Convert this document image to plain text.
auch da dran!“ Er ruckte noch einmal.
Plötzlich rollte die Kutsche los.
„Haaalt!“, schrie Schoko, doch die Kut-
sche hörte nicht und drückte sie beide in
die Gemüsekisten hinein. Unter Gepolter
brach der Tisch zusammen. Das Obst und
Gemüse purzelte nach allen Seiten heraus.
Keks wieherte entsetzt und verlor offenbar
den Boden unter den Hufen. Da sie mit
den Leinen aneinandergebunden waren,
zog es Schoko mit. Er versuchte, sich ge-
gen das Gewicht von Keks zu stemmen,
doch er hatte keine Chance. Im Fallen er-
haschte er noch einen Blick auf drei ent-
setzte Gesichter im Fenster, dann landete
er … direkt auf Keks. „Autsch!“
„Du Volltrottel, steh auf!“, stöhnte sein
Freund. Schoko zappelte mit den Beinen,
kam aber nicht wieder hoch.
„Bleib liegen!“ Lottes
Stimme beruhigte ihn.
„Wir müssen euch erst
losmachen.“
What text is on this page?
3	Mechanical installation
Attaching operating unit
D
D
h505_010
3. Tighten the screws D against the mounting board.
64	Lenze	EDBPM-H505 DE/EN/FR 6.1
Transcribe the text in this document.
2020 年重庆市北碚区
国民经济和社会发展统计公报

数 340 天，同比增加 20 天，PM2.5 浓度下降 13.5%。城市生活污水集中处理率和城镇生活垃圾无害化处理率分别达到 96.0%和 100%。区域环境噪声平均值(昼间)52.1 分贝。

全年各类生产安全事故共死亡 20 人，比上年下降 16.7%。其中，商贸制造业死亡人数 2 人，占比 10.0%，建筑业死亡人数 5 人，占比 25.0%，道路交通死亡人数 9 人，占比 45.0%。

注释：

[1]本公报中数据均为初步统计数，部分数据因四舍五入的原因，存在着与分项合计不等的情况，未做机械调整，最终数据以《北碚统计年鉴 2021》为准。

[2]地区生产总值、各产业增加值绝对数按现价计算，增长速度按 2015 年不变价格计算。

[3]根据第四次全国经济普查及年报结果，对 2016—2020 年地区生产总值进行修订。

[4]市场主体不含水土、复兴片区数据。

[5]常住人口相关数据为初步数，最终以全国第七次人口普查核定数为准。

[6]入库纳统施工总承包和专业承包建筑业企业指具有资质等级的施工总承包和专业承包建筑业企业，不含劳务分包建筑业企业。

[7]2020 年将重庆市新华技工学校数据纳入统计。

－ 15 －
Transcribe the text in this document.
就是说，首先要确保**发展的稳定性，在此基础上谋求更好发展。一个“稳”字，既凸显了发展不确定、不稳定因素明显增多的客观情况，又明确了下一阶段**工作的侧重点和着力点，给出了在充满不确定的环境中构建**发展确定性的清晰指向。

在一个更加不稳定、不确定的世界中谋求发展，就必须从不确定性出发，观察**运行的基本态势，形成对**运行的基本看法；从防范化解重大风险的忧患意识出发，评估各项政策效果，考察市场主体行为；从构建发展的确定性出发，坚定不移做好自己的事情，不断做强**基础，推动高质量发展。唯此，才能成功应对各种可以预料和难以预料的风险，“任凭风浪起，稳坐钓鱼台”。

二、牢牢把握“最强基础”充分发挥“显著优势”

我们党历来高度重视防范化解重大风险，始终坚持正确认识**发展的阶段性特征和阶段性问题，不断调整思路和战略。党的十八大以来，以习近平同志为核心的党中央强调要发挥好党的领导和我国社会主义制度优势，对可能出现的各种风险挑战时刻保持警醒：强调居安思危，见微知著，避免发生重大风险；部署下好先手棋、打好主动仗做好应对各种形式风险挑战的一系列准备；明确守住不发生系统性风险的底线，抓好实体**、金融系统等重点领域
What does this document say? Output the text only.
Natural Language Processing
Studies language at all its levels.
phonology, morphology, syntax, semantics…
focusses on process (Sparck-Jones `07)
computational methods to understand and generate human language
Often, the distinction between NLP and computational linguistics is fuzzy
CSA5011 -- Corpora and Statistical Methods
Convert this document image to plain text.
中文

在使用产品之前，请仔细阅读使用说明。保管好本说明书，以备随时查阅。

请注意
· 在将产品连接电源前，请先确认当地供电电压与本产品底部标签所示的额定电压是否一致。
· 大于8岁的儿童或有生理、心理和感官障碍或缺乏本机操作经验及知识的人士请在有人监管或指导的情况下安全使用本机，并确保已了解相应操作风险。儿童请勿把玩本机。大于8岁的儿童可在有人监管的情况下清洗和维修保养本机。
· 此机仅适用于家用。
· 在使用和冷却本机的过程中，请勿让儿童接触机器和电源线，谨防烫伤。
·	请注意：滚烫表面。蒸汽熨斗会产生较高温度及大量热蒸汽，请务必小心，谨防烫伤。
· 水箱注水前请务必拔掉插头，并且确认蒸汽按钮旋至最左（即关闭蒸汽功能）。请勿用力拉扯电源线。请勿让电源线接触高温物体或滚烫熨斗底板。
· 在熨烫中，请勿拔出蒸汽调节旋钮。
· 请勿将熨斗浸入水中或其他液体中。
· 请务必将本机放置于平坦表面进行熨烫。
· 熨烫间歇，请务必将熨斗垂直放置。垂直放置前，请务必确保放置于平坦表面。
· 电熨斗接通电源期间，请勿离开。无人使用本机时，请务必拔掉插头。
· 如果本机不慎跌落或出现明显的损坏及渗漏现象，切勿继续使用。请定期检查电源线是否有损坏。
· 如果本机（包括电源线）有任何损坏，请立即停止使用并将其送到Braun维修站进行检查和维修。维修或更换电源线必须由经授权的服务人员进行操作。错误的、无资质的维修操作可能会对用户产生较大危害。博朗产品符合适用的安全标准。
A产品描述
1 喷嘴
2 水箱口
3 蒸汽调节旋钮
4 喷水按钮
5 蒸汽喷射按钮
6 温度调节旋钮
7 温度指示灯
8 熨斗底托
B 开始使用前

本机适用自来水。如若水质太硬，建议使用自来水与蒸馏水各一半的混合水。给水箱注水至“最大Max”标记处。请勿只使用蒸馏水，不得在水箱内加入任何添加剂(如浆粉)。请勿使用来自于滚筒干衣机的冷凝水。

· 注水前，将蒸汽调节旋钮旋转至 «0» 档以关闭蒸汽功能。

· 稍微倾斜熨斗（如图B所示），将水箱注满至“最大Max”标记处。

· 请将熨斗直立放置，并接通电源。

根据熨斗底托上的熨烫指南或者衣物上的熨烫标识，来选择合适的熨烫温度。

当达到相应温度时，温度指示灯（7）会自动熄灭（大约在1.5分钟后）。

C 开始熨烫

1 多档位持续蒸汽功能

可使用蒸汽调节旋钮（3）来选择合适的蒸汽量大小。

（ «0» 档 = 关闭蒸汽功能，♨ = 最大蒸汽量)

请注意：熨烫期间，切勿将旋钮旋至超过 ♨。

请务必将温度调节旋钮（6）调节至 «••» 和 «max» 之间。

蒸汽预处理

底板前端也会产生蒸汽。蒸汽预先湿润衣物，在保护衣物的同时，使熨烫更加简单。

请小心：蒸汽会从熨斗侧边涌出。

[DIRECTION]: Copy the data above exactly. Every line must be included.

[CORRECT RESPONSE]:
Convert this document image to plain text.
auch da dran!“ Er ruckte noch einmal.
Plötzlich rollte die Kutsche los.
„Haaalt!“, schrie Schoko, doch die Kut-
sche hörte nicht und drückte sie beide in
die Gemüsekisten hinein. Unter Gepolter
brach der Tisch zusammen. Das Obst und
Gemüse purzelte nach allen Seiten heraus.
Keks wieherte entsetzt und verlor offenbar
den Boden unter den Hufen. Da sie mit
den Leinen aneinandergebunden waren,
zog es Schoko mit. Er versuchte, sich ge-
gen das Gewicht von Keks zu stemmen,
doch er hatte keine Chance. Im Fallen er-
haschte er noch einen Blick auf drei ent-
setzte Gesichter im Fenster, dann landete
er … direkt auf Keks. „Autsch!“
„Du Volltrottel, steh auf!“, stöhnte sein
Freund. Schoko zappelte mit den Beinen,
kam aber nicht wieder hoch.
„Bleib liegen!“ Lottes
Stimme beruhigte ihn.
„Wir müssen euch erst
losmachen.“
What text is on this page?
3	Mechanical installation
Attaching operating unit
D
D
h505_010
3. Tighten the screws D against the mounting board.
64	Lenze	EDBPM-H505 DE/EN/FR 6.1
Transcribe the text in this document.
2020 年重庆市北碚区
国民经济和社会发展统计公报

数 340 天，同比增加 20 天，PM2.5 浓度下降 13.5%。城市生活污水集中处理率和城镇生活垃圾无害化处理率分别达到 96.0%和 100%。区域环境噪声平均值(昼间)52.1 分贝。

全年各类生产安全事故共死亡 20 人，比上年下降 16.7%。其中，商贸制造业死亡人数 2 人，占比 10.0%，建筑业死亡人数 5 人，占比 25.0%，道路交通死亡人数 9 人，占比 45.0%。

注释：

[1]本公报中数据均为初步统计数，部分数据因四舍五入的原因，存在着与分项合计不等的情况，未做机械调整，最终数据以《北碚统计年鉴 2021》为准。

[2]地区生产总值、各产业增加值绝对数按现价计算，增长速度按 2015 年不变价格计算。

[3]根据第四次全国经济普查及年报结果，对 2016—2020 年地区生产总值进行修订。

[4]市场主体不含水土、复兴片区数据。

[5]常住人口相关数据为初步数，最终以全国第七次人口普查核定数为准。

[6]入库纳统施工总承包和专业承包建筑业企业指具有资质等级的施工总承包和专业承包建筑业企业，不含劳务分包建筑业企业。

[7]2020 年将重庆市新华技工学校数据纳入统计。

－ 15 －
Transcribe the text in this document.
就是说，首先要确保**发展的稳定性，在此基础上谋求更好发展。一个“稳”字，既凸显了发展不确定、不稳定因素明显增多的客观情况，又明确了下一阶段**工作的侧重点和着力点，给出了在充满不确定的环境中构建**发展确定性的清晰指向。

在一个更加不稳定、不确定的世界中谋求发展，就必须从不确定性出发，观察**运行的基本态势，形成对**运行的基本看法；从防范化解重大风险的忧患意识出发，评估各项政策效果，考察市场主体行为；从构建发展的确定性出发，坚定不移做好自己的事情，不断做强**基础，推动高质量发展。唯此，才能成功应对各种可以预料和难以预料的风险，“任凭风浪起，稳坐钓鱼台”。

二、牢牢把握“最强基础”充分发挥“显著优势”

我们党历来高度重视防范化解重大风险，始终坚持正确认识**发展的阶段性特征和阶段性问题，不断调整思路和战略。党的十八大以来，以习近平同志为核心的党中央强调要发挥好党的领导和我国社会主义制度优势，对可能出现的各种风险挑战时刻保持警醒：强调居安思危，见微知著，避免发生重大风险；部署下好先手棋、打好主动仗做好应对各种形式风险挑战的一系列准备；明确守住不发生系统性风险的底线，抓好实体**、金融系统等重点领域
What does this document say? Output the text only.
Natural Language Processing
Studies language at all its levels.
phonology, morphology, syntax, semantics…
focusses on process (Sparck-Jones `07)
computational methods to understand and generate human language
Often, the distinction between NLP and computational linguistics is fuzzy
CSA5011 -- Corpora and Statistical Methods
Convert this document image to plain text.
中文

在使用产品之前，请仔细阅读使用说明。保管好本说明书，以备随时查阅。

请注意
· 在将产品连接电源前，请先确认当地供电电压与本产品底部标签所示的额定电压是否一致。
· 大于8岁的儿童或有生理、心理和感官障碍或缺乏本机操作经验及知识的人士请在有人监管或指导的情况下安全使用本机，并确保已了解相应操作风险。儿童请勿把玩本机。大于8岁的儿童可在有人监管的情况下清洗和维修保养本机。
· 此机仅适用于家用。
· 在使用和冷却本机的过程中，请勿让儿童接触机器和电源线，谨防烫伤。
·	请注意：滚烫表面。蒸汽熨斗会产生较高温度及大量热蒸汽，请务必小心，谨防烫伤。
· 水箱注水前请务必拔掉插头，并且确认蒸汽按钮旋至最左（即关闭蒸汽功能）。请勿用力拉扯电源线。请勿让电源线接触高温物体或滚烫熨斗底板。
· 在熨烫中，请勿拔出蒸汽调节旋钮。
· 请勿将熨斗浸入水中或其他液体中。
· 请务必将本机放置于平坦表面进行熨烫。
· 熨烫间歇，请务必将熨斗垂直放置。垂直放置前，请务必确保放置于平坦表面。
· 电熨斗接通电源期间，请勿离开。无人使用本机时，请务必拔掉插头。
· 如果本机不慎跌落或出现明显的损坏及渗漏现象，切勿继续使用。请定期检查电源线是否有损坏。
· 如果本机（包括电源线）有任何损坏，请立即停止使用并将其送到Braun维修站进行检查和维修。维修或更换电源线必须由经授权的服务人员进行操作。错误的、无资质的维修操作可能会对用户产生较大危害。博朗产品符合适用的安全标准。
A产品描述
1 喷嘴
2 水箱口
3 蒸汽调节旋钮
4 喷水按钮
5 蒸汽喷射按钮
6 温度调节旋钮
7 温度指示灯
8 熨斗底托
B 开始使用前

本机适用自来水。如若水质太硬，建议使用自来水与蒸馏水各一半的混合水。给水箱注水至“最大Max”标记处。请勿只使用蒸馏水，不得在水箱内加入任何添加剂(如浆粉)。请勿使用来自于滚筒干衣机的冷凝水。

· 注水前，将蒸汽调节旋钮旋转至 «0» 档以关闭蒸汽功能。

· 稍微倾斜熨斗（如图B所示），将水箱注满至“最大Max”标记处。

· 请将熨斗直立放置，并接通电源。

根据熨斗底托上的熨烫指南或者衣物上的熨烫标识，来选择合适的熨烫温度。

当达到相应温度时，温度指示灯（7）会自动熄灭（大约在1.5分钟后）。

C 开始熨烫

1 多档位持续蒸汽功能

可使用蒸汽调节旋钮（3）来选择合适的蒸汽量大小。

（ «0» 档 = 关闭蒸汽功能，♨ = 最大蒸汽量)

请注意：熨烫期间，切勿将旋钮旋至超过 ♨。

请务必将温度调节旋钮（6）调节至 «••» 和 «max» 之间。

蒸汽预处理

底板前端也会产生蒸汽。蒸汽预先湿润衣物，在保护衣物的同时，使熨烫更加简单。

请小心：蒸汽会从熨斗侧边涌出。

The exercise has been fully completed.